TASK BRIEF =>
Write out every entry exactly as given, but omit the pictures.
** START OF GIVEN RECORDS **
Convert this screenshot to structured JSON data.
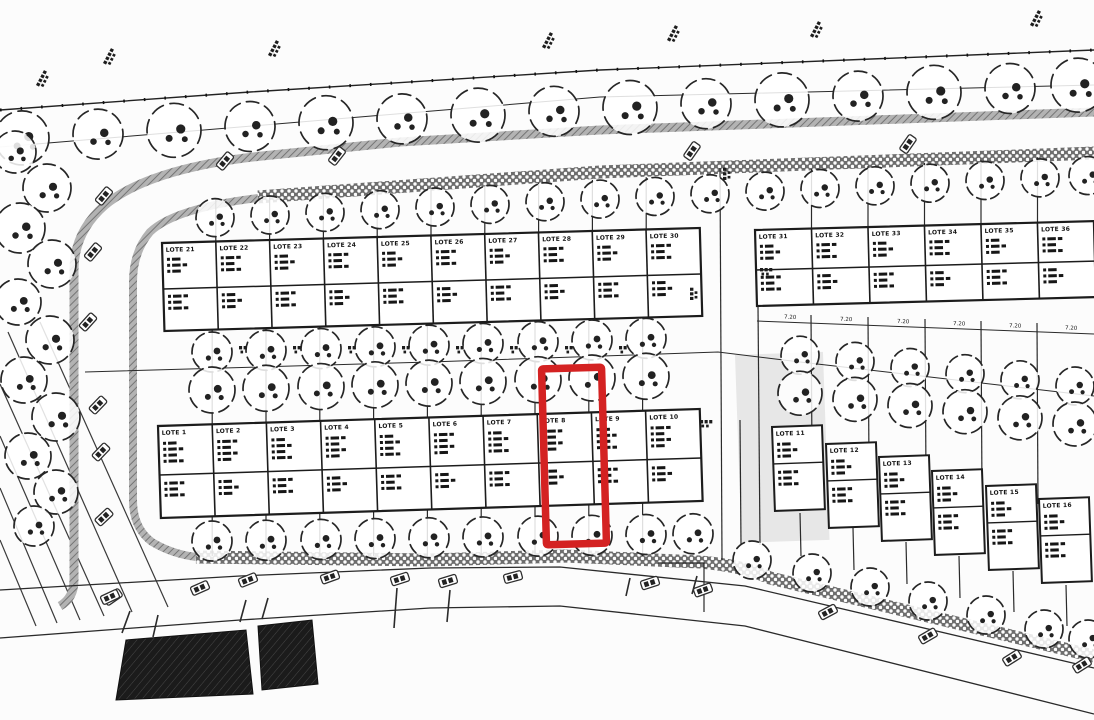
{
  "plan": {
    "type": "loteamento-site-plan",
    "paper_color": "#fcfcfc",
    "ink_color": "#1c1c1c",
    "highlight": {
      "lot": "LOTE 8",
      "color": "#d42222"
    },
    "blocks": {
      "top_left": [
        "LOTE 21",
        "LOTE 22",
        "LOTE 23",
        "LOTE 24",
        "LOTE 25",
        "LOTE 26",
        "LOTE 27",
        "LOTE 28",
        "LOTE 29",
        "LOTE 30"
      ],
      "top_right": [
        "LOTE 31",
        "LOTE 32",
        "LOTE 33",
        "LOTE 34",
        "LOTE 35",
        "LOTE 36"
      ],
      "bottom_left": [
        "LOTE 1",
        "LOTE 2",
        "LOTE 3",
        "LOTE 4",
        "LOTE 5",
        "LOTE 6",
        "LOTE 7",
        "LOTE 8",
        "LOTE 9",
        "LOTE 10"
      ],
      "bottom_right": [
        "LOTE 11",
        "LOTE 12",
        "LOTE 13",
        "LOTE 14",
        "LOTE 15",
        "LOTE 16"
      ]
    },
    "dimensions": {
      "lot_width_labels": [
        "7.20",
        "7.20",
        "7.20",
        "7.20",
        "7.20",
        "7.20"
      ]
    }
  }
}
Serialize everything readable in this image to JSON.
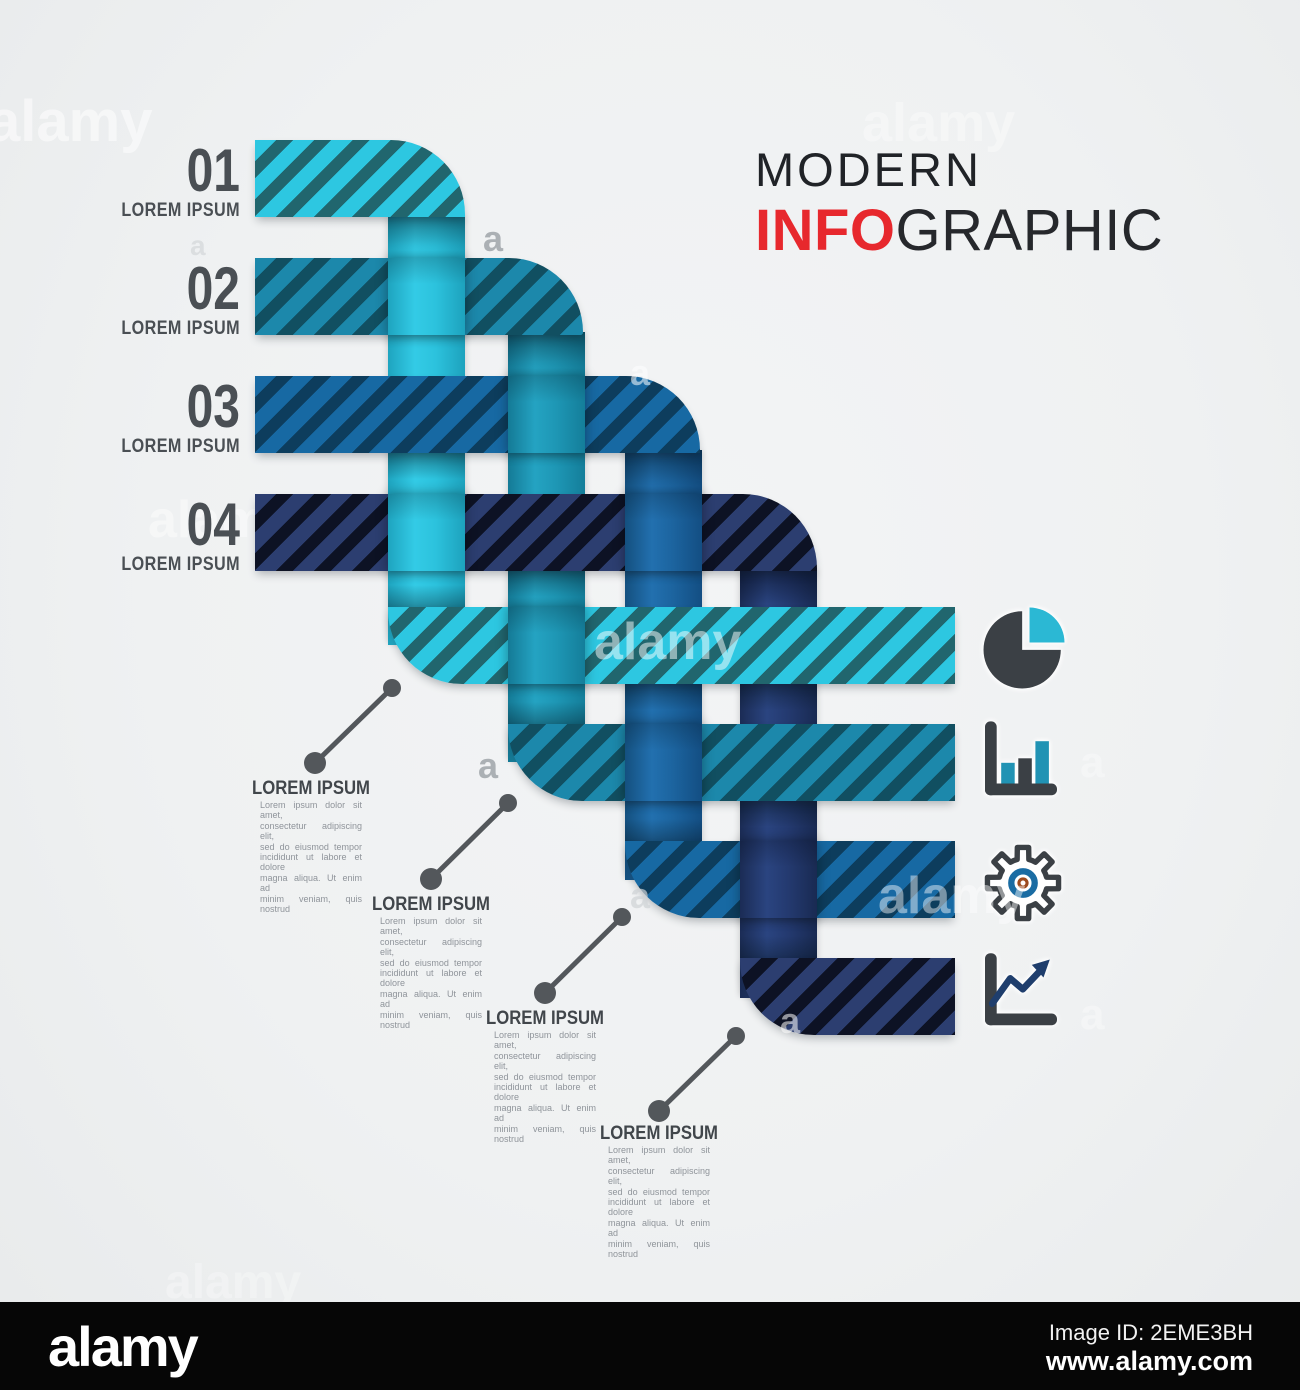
** END OF GIVEN RECORDS **
THE ANSWER =>
Convert this screenshot to structured JSON data.
{
  "plan": {
    "type": "loteamento-site-plan",
    "paper_color": "#fcfcfc",
    "ink_color": "#1c1c1c",
    "highlight": {
      "lot": "LOTE 8",
      "color": "#d42222"
    },
    "blocks": {
      "top_left": [
        "LOTE 21",
        "LOTE 22",
        "LOTE 23",
        "LOTE 24",
        "LOTE 25",
        "LOTE 26",
        "LOTE 27",
        "LOTE 28",
        "LOTE 29",
        "LOTE 30"
      ],
      "top_right": [
        "LOTE 31",
        "LOTE 32",
        "LOTE 33",
        "LOTE 34",
        "LOTE 35",
        "LOTE 36"
      ],
      "bottom_left": [
        "LOTE 1",
        "LOTE 2",
        "LOTE 3",
        "LOTE 4",
        "LOTE 5",
        "LOTE 6",
        "LOTE 7",
        "LOTE 8",
        "LOTE 9",
        "LOTE 10"
      ],
      "bottom_right": [
        "LOTE 11",
        "LOTE 12",
        "LOTE 13",
        "LOTE 14",
        "LOTE 15",
        "LOTE 16"
      ]
    },
    "dimensions": {
      "lot_width_labels": [
        "7.20",
        "7.20",
        "7.20",
        "7.20",
        "7.20",
        "7.20"
      ]
    }
  }
}
Serialize everything readable in this image to JSON.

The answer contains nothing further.